***** Materials provided *****

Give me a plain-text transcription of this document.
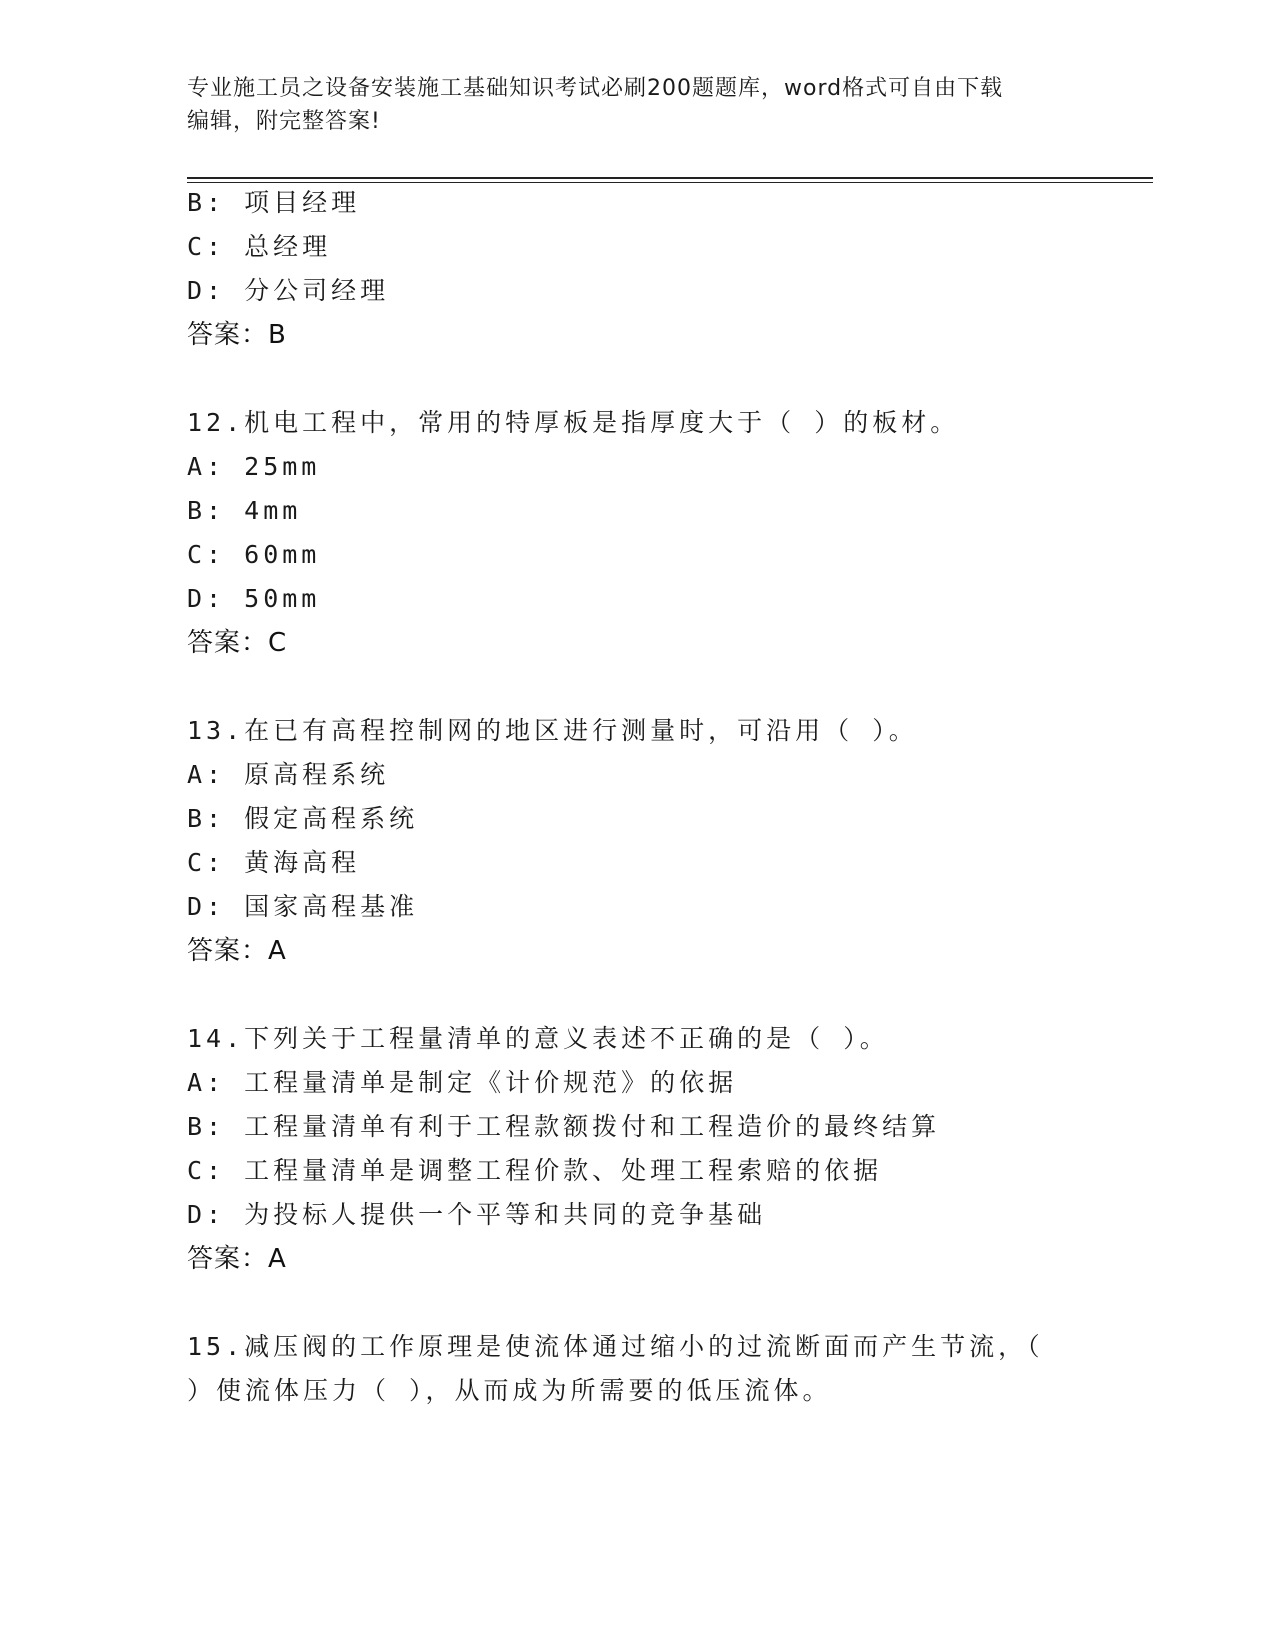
专业施工员之设备安装施工基础知识考试必刷200题题库，word格式可自由下载
编辑，附完整答案!
B: 项目经理
C: 总经理
D: 分公司经理
答案：B
12.机电工程中，常用的特厚板是指厚度大于（ ）的板材。
A: 25mm
B: 4mm
C: 60mm
D: 50mm
答案：C
13.在已有高程控制网的地区进行测量时，可沿用（ ）。
A: 原高程系统
B: 假定高程系统
C: 黄海高程
D: 国家高程基准
答案：A
14.下列关于工程量清单的意义表述不正确的是（ ）。
A: 工程量清单是制定《计价规范》的依据
B: 工程量清单有利于工程款额拨付和工程造价的最终结算
C: 工程量清单是调整工程价款、处理工程索赔的依据
D: 为投标人提供一个平等和共同的竞争基础
答案：A
15.减压阀的工作原理是使流体通过缩小的过流断面而产生节流，（
）使流体压力（ ），从而成为所需要的低压流体。
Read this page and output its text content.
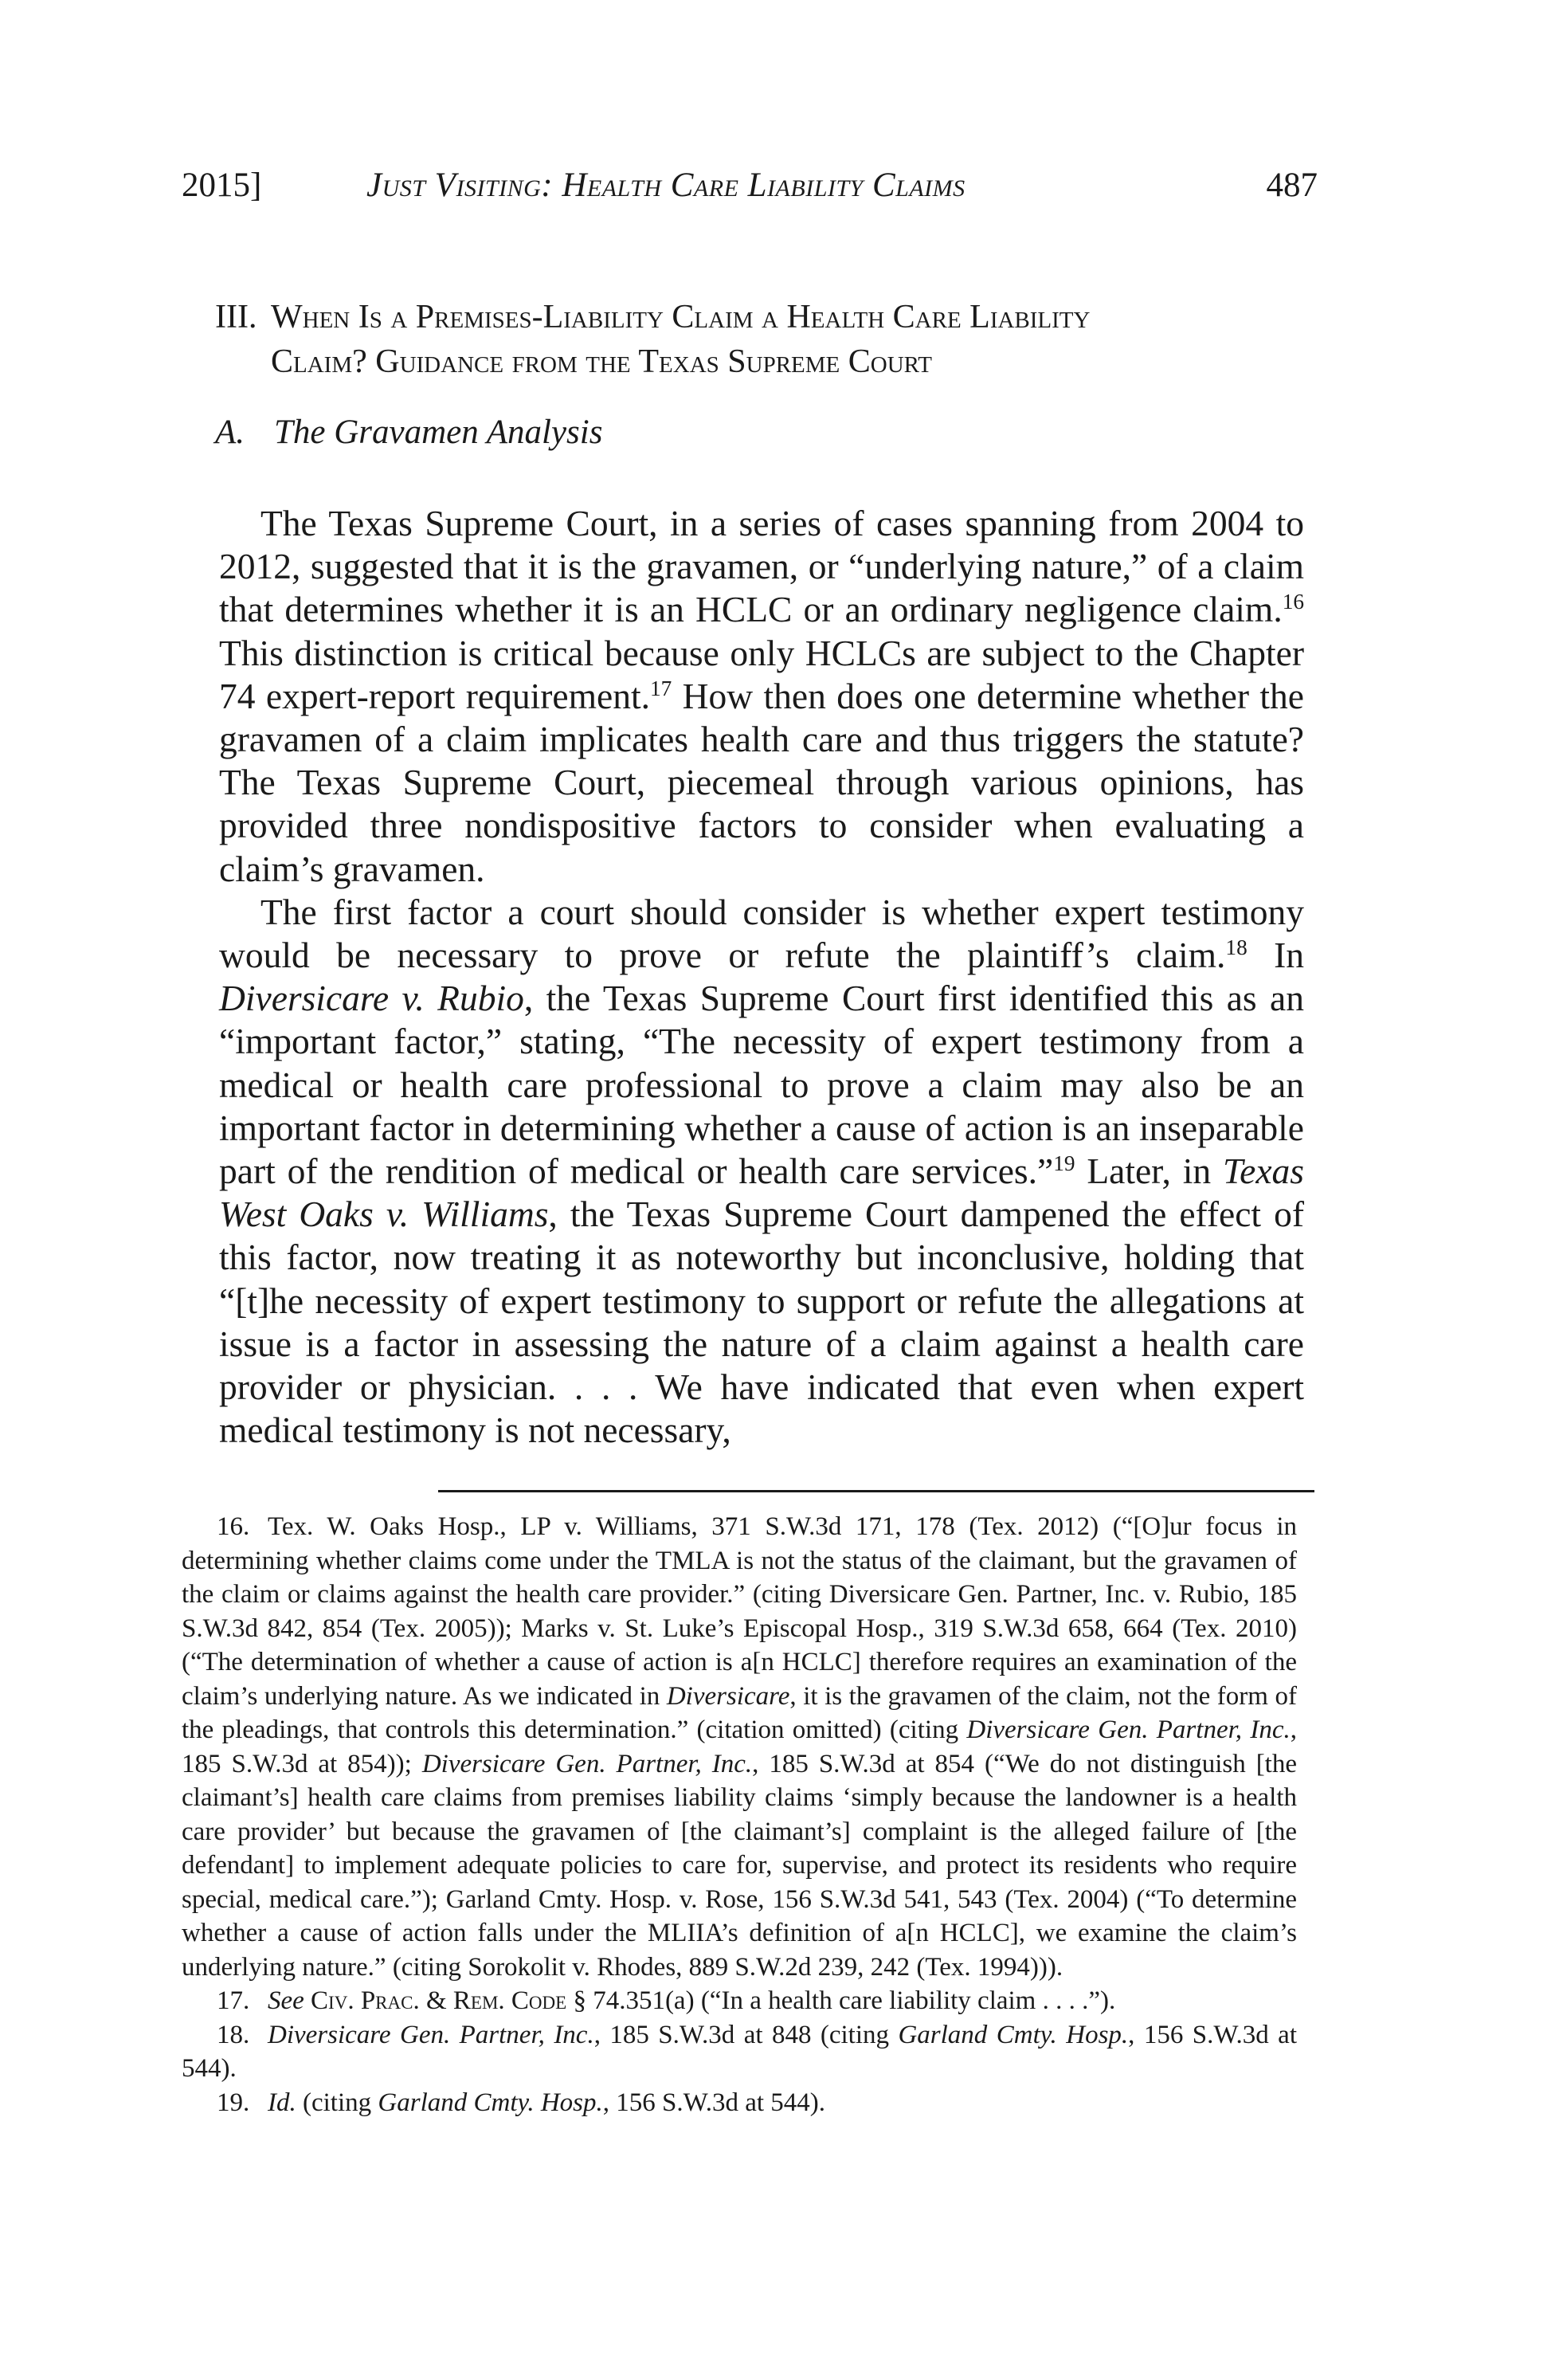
2015]	Just Visiting: Health Care Liability Claims	487
III. When Is a Premises-Liability Claim a Health Care Liability
Claim? Guidance from the Texas Supreme Court
A. The Gravamen Analysis

The Texas Supreme Court, in a series of cases spanning from 2004 to 2012, suggested that it is the gravamen, or “underlying nature,” of a claim that determines whether it is an HCLC or an ordinary negligence claim.$^{16}$ This distinction is critical because only HCLCs are subject to the Chapter 74 expert-report requirement.$^{17}$ How then does one determine whether the gravamen of a claim implicates health care and thus triggers the statute? The Texas Supreme Court, piecemeal through various opinions, has provided three nondispositive factors to consider when evaluating a claim’s gravamen.

The first factor a court should consider is whether expert testimony would be necessary to prove or refute the plaintiff’s claim.$^{18}$ In Diversicare v. Rubio, the Texas Supreme Court first identified this as an “important factor,” stating, “The necessity of expert testimony from a medical or health care professional to prove a claim may also be an important factor in determining whether a cause of action is an inseparable part of the rendition of medical or health care services.”$^{19}$ Later, in Texas West Oaks v. Williams, the Texas Supreme Court dampened the effect of this factor, now treating it as noteworthy but inconclusive, holding that “[t]he necessity of expert testimony to support or refute the allegations at issue is a factor in assessing the nature of a claim against a health care provider or physician. . . . We have indicated that even when expert medical testimony is not necessary,

16. Tex. W. Oaks Hosp., LP v. Williams, 371 S.W.3d 171, 178 (Tex. 2012) (“[O]ur focus in determining whether claims come under the TMLA is not the status of the claimant, but the gravamen of the claim or claims against the health care provider.” (citing Diversicare Gen. Partner, Inc. v. Rubio, 185 S.W.3d 842, 854 (Tex. 2005)); Marks v. St. Luke’s Episcopal Hosp., 319 S.W.3d 658, 664 (Tex. 2010) (“The determination of whether a cause of action is a[n HCLC] therefore requires an examination of the claim’s underlying nature. As we indicated in Diversicare, it is the gravamen of the claim, not the form of the pleadings, that controls this determination.” (citation omitted) (citing Diversicare Gen. Partner, Inc., 185 S.W.3d at 854)); Diversicare Gen. Partner, Inc., 185 S.W.3d at 854 (“We do not distinguish [the claimant’s] health care claims from premises liability claims ‘simply because the landowner is a health care provider’ but because the gravamen of [the claimant’s] complaint is the alleged failure of [the defendant] to implement adequate policies to care for, supervise, and protect its residents who require special, medical care.”); Garland Cmty. Hosp. v. Rose, 156 S.W.3d 541, 543 (Tex. 2004) (“To determine whether a cause of action falls under the MLIIA’s definition of a[n HCLC], we examine the claim’s underlying nature.” (citing Sorokolit v. Rhodes, 889 S.W.2d 239, 242 (Tex. 1994))).

17. See Civ. Prac. & Rem. Code § 74.351(a) (“In a health care liability claim . . . .”).

18. Diversicare Gen. Partner, Inc., 185 S.W.3d at 848 (citing Garland Cmty. Hosp., 156 S.W.3d at 544).

19. Id. (citing Garland Cmty. Hosp., 156 S.W.3d at 544).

*****

What comes back should match the records exactly, minus any pictures.

Exercise response:
Give me a plain-text transcription of this document.
专业施工员之设备安装施工基础知识考试必刷200题题库，word格式可自由下载
编辑，附完整答案!
B: 项目经理
C: 总经理
D: 分公司经理
答案：B
12.机电工程中，常用的特厚板是指厚度大于（ ）的板材。
A: 25mm
B: 4mm
C: 60mm
D: 50mm
答案：C
13.在已有高程控制网的地区进行测量时，可沿用（ ）。
A: 原高程系统
B: 假定高程系统
C: 黄海高程
D: 国家高程基准
答案：A
14.下列关于工程量清单的意义表述不正确的是（ ）。
A: 工程量清单是制定《计价规范》的依据
B: 工程量清单有利于工程款额拨付和工程造价的最终结算
C: 工程量清单是调整工程价款、处理工程索赔的依据
D: 为投标人提供一个平等和共同的竞争基础
答案：A
15.减压阀的工作原理是使流体通过缩小的过流断面而产生节流，（
）使流体压力（ ），从而成为所需要的低压流体。
Read this page and output its text content.
2015]	Just Visiting: Health Care Liability Claims	487
III. When Is a Premises-Liability Claim a Health Care Liability
Claim? Guidance from the Texas Supreme Court
A. The Gravamen Analysis

The Texas Supreme Court, in a series of cases spanning from 2004 to 2012, suggested that it is the gravamen, or “underlying nature,” of a claim that determines whether it is an HCLC or an ordinary negligence claim.$^{16}$ This distinction is critical because only HCLCs are subject to the Chapter 74 expert-report requirement.$^{17}$ How then does one determine whether the gravamen of a claim implicates health care and thus triggers the statute? The Texas Supreme Court, piecemeal through various opinions, has provided three nondispositive factors to consider when evaluating a claim’s gravamen.

The first factor a court should consider is whether expert testimony would be necessary to prove or refute the plaintiff’s claim.$^{18}$ In Diversicare v. Rubio, the Texas Supreme Court first identified this as an “important factor,” stating, “The necessity of expert testimony from a medical or health care professional to prove a claim may also be an important factor in determining whether a cause of action is an inseparable part of the rendition of medical or health care services.”$^{19}$ Later, in Texas West Oaks v. Williams, the Texas Supreme Court dampened the effect of this factor, now treating it as noteworthy but inconclusive, holding that “[t]he necessity of expert testimony to support or refute the allegations at issue is a factor in assessing the nature of a claim against a health care provider or physician. . . . We have indicated that even when expert medical testimony is not necessary,

16. Tex. W. Oaks Hosp., LP v. Williams, 371 S.W.3d 171, 178 (Tex. 2012) (“[O]ur focus in determining whether claims come under the TMLA is not the status of the claimant, but the gravamen of the claim or claims against the health care provider.” (citing Diversicare Gen. Partner, Inc. v. Rubio, 185 S.W.3d 842, 854 (Tex. 2005)); Marks v. St. Luke’s Episcopal Hosp., 319 S.W.3d 658, 664 (Tex. 2010) (“The determination of whether a cause of action is a[n HCLC] therefore requires an examination of the claim’s underlying nature. As we indicated in Diversicare, it is the gravamen of the claim, not the form of the pleadings, that controls this determination.” (citation omitted) (citing Diversicare Gen. Partner, Inc., 185 S.W.3d at 854)); Diversicare Gen. Partner, Inc., 185 S.W.3d at 854 (“We do not distinguish [the claimant’s] health care claims from premises liability claims ‘simply because the landowner is a health care provider’ but because the gravamen of [the claimant’s] complaint is the alleged failure of [the defendant] to implement adequate policies to care for, supervise, and protect its residents who require special, medical care.”); Garland Cmty. Hosp. v. Rose, 156 S.W.3d 541, 543 (Tex. 2004) (“To determine whether a cause of action falls under the MLIIA’s definition of a[n HCLC], we examine the claim’s underlying nature.” (citing Sorokolit v. Rhodes, 889 S.W.2d 239, 242 (Tex. 1994))).

17. See Civ. Prac. & Rem. Code § 74.351(a) (“In a health care liability claim . . . .”).

18. Diversicare Gen. Partner, Inc., 185 S.W.3d at 848 (citing Garland Cmty. Hosp., 156 S.W.3d at 544).

19. Id. (citing Garland Cmty. Hosp., 156 S.W.3d at 544).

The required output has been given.